* _WHAT YOU NEED TO DO_: Read the records below and copy each line that contains "xlabel".

[Data records]

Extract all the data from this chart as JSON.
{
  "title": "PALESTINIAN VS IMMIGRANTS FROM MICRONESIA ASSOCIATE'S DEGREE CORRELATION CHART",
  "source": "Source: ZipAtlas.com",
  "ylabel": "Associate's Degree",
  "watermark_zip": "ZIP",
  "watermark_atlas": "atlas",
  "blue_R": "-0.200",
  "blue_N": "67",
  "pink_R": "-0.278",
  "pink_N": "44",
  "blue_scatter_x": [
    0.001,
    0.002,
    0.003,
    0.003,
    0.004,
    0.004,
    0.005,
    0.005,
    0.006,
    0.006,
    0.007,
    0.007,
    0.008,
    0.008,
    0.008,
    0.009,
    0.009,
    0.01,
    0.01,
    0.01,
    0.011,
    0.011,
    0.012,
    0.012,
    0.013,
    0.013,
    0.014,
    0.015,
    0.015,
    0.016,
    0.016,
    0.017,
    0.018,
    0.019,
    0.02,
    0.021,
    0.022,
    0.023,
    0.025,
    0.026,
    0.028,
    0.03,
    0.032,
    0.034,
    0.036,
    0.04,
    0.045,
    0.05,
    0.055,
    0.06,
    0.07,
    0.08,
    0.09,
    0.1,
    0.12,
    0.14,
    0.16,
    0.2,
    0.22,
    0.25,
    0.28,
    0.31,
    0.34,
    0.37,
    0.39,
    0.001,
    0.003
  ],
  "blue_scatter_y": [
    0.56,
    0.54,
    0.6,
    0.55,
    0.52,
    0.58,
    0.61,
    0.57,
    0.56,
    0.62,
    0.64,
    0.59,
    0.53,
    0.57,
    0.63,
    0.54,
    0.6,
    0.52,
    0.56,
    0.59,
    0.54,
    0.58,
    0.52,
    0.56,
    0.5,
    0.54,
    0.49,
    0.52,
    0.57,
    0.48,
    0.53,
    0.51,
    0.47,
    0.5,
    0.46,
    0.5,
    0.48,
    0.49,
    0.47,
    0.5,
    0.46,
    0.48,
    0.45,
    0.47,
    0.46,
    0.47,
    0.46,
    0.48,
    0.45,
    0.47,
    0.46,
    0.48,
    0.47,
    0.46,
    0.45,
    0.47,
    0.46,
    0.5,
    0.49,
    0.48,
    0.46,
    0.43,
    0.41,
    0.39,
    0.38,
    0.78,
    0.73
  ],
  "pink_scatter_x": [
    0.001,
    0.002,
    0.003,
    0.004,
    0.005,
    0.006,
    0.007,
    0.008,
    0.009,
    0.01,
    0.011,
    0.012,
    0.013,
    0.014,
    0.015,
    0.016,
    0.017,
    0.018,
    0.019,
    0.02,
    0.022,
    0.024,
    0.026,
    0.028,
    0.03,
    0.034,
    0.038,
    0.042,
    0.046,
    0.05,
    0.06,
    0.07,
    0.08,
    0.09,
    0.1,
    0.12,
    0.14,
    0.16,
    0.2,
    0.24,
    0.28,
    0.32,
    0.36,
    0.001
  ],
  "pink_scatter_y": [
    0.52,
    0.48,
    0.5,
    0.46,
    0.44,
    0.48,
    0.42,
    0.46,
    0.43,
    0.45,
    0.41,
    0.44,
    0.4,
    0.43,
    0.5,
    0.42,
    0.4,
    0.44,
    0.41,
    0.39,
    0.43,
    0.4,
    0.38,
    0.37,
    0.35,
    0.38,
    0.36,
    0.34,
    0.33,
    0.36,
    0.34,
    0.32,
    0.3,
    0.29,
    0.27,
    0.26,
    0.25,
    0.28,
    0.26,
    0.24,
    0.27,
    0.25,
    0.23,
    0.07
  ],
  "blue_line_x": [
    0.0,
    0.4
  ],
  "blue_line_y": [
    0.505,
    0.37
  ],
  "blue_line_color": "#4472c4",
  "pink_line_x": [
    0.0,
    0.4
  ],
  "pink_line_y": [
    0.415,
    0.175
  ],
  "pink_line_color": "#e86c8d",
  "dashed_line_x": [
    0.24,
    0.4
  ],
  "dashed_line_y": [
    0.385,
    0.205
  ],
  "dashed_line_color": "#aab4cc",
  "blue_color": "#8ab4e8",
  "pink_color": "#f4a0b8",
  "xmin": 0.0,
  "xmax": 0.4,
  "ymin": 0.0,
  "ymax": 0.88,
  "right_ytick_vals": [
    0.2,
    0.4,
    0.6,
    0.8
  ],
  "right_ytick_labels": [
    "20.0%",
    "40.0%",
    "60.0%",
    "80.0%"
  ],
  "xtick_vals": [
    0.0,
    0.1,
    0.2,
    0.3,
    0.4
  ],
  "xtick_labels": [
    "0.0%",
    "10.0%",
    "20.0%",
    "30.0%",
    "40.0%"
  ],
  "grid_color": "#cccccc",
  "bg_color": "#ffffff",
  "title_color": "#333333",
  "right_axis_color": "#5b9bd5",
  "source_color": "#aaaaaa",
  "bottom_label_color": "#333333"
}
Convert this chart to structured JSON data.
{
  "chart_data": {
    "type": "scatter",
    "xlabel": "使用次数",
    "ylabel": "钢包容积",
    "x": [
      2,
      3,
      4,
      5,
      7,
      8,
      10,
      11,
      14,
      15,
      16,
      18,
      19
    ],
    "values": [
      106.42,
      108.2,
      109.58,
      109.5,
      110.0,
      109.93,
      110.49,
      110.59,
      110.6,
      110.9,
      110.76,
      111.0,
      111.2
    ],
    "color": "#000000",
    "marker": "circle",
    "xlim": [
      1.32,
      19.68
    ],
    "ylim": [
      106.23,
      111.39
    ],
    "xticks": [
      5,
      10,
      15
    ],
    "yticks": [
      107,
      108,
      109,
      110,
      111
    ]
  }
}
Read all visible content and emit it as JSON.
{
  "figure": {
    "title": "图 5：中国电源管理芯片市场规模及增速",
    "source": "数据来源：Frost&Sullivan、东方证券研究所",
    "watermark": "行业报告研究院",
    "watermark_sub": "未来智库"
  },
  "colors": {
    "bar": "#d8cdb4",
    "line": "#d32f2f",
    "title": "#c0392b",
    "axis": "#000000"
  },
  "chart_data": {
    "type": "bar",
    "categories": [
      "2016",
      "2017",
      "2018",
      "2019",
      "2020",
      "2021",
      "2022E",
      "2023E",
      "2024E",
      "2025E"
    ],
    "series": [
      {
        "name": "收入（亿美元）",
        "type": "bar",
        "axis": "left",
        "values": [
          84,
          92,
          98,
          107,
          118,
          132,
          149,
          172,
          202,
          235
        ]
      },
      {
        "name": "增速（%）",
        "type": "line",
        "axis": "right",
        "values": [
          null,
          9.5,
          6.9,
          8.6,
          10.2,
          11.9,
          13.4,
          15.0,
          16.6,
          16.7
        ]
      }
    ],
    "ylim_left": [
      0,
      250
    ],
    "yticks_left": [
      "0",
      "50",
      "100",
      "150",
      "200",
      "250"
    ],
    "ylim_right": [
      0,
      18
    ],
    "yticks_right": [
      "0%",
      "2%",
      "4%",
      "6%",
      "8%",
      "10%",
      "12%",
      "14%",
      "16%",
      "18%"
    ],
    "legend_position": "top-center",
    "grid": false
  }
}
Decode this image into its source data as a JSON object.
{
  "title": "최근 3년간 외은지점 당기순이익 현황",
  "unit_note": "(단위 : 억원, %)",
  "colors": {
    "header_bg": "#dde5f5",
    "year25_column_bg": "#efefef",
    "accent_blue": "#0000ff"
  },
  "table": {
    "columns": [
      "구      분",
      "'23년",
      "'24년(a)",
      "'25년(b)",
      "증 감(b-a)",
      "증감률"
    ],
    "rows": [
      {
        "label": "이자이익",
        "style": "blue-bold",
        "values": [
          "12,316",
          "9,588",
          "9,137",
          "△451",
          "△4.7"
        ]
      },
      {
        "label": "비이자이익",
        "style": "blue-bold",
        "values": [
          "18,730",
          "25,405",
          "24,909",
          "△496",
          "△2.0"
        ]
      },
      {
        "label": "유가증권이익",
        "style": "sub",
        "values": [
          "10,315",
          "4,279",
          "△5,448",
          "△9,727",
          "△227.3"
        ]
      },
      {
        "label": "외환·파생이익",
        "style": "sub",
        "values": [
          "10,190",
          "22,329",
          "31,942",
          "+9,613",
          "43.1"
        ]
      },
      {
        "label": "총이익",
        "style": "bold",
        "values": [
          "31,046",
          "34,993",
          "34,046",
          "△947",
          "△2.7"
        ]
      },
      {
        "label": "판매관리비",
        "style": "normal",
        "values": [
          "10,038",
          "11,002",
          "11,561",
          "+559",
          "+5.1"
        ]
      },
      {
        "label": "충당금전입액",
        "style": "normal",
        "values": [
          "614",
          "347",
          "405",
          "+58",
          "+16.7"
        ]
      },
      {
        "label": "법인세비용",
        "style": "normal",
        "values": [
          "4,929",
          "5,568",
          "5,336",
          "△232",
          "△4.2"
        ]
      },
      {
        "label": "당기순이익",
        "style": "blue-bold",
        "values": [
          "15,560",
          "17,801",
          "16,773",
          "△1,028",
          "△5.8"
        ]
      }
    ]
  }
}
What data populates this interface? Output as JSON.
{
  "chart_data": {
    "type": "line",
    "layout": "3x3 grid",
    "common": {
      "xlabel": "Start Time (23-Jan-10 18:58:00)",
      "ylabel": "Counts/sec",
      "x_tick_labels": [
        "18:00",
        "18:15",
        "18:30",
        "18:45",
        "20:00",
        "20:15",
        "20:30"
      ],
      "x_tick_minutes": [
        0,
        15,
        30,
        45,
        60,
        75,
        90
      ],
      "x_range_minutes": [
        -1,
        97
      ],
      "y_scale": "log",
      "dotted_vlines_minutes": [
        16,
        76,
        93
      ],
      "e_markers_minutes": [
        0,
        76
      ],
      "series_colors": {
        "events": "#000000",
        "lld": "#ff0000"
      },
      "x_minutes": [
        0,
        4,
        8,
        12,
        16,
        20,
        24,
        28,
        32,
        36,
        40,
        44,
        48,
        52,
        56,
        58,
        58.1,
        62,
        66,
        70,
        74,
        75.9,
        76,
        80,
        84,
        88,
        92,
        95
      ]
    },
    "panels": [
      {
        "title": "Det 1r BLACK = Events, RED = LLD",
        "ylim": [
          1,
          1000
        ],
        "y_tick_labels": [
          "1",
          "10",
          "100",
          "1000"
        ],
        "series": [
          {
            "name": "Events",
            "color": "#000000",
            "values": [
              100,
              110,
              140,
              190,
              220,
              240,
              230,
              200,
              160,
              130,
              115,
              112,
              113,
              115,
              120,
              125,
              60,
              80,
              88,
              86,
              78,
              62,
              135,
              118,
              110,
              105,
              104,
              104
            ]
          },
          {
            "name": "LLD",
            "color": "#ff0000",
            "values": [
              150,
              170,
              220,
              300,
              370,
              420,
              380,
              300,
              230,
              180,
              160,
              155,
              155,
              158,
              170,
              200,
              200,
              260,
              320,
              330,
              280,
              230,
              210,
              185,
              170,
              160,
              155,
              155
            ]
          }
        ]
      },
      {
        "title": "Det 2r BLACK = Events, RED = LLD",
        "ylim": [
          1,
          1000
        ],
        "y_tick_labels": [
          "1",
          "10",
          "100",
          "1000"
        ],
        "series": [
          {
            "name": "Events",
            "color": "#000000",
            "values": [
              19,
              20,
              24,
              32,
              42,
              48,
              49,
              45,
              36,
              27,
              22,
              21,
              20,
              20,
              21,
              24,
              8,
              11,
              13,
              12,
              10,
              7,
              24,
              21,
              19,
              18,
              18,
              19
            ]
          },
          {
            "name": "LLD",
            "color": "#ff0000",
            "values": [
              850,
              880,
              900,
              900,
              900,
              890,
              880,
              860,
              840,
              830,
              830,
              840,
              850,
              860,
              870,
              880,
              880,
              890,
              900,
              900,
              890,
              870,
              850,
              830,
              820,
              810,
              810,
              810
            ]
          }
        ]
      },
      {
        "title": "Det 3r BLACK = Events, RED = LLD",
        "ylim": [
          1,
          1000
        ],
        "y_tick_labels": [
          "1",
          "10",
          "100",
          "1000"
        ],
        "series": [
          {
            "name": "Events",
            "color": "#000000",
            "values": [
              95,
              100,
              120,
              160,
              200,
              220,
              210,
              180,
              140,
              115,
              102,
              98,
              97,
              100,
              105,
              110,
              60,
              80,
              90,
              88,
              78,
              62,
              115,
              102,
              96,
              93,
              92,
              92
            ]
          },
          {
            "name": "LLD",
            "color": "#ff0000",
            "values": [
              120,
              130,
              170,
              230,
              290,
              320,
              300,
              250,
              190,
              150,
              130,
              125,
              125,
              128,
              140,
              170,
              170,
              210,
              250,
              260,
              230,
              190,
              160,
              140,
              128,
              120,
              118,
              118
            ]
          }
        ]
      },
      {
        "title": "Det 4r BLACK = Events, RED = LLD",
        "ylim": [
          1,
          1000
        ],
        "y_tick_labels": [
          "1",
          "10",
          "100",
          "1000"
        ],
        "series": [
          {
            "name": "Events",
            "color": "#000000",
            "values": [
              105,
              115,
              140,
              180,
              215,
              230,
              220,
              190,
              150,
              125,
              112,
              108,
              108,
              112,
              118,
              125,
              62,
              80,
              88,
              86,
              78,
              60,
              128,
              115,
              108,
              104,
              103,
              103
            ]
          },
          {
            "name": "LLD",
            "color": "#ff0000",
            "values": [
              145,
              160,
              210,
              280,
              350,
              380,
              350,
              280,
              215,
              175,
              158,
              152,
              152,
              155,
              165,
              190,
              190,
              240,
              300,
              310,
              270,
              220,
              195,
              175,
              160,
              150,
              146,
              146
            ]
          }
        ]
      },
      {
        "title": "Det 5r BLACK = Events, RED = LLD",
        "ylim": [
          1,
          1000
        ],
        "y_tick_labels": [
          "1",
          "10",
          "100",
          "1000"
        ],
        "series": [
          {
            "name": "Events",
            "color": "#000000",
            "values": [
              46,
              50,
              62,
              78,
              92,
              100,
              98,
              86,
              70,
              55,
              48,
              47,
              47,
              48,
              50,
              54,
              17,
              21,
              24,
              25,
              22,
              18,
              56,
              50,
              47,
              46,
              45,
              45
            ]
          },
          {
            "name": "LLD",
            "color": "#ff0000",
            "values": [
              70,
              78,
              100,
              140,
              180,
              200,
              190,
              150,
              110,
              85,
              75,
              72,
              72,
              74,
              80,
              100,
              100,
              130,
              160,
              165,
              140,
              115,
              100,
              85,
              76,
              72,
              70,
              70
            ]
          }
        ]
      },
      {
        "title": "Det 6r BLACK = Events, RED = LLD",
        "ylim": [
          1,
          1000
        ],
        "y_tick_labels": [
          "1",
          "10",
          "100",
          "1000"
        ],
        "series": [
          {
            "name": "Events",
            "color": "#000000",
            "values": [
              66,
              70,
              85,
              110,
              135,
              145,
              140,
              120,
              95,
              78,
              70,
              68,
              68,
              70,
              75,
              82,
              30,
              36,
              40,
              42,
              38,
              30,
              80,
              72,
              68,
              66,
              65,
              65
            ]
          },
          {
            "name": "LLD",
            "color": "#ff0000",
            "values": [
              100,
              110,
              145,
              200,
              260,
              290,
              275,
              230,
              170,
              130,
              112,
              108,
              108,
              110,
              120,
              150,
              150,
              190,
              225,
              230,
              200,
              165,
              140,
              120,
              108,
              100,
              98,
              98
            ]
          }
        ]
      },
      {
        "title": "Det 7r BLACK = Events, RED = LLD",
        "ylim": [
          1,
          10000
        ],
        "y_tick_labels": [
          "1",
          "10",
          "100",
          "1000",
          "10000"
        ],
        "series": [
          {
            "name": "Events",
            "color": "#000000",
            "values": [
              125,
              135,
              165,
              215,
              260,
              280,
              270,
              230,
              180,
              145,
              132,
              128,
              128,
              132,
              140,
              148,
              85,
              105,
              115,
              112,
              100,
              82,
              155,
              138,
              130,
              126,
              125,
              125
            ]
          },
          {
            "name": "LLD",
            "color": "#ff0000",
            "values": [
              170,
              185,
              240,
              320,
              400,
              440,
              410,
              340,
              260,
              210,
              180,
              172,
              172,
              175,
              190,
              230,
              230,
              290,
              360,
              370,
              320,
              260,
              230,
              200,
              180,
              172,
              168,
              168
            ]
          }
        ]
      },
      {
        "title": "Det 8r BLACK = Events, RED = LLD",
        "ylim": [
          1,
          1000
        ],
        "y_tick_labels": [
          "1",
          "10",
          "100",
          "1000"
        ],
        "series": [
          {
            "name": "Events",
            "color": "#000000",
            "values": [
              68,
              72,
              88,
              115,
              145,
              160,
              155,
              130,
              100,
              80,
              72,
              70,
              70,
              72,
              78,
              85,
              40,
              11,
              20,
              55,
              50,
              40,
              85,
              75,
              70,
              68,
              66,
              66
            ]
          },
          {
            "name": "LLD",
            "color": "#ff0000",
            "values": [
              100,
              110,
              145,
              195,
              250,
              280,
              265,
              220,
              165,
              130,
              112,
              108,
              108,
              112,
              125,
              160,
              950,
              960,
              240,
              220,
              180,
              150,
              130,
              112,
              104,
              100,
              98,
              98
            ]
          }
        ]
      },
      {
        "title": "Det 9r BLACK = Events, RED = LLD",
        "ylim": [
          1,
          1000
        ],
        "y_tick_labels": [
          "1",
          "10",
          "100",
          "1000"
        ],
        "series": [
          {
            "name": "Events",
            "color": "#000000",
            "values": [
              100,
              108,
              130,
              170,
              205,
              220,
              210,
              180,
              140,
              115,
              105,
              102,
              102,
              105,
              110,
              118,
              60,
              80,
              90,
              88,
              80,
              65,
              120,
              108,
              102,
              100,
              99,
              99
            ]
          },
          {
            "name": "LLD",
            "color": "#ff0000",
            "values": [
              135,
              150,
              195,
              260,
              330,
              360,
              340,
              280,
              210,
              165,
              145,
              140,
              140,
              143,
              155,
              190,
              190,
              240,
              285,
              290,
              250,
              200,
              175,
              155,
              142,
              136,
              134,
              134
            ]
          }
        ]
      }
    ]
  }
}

* _SOLUTION FOR THIS PROBLEM_:
    "xlabel": "使用次数",
      "xlabel": "Start Time (23-Jan-10 18:58:00)",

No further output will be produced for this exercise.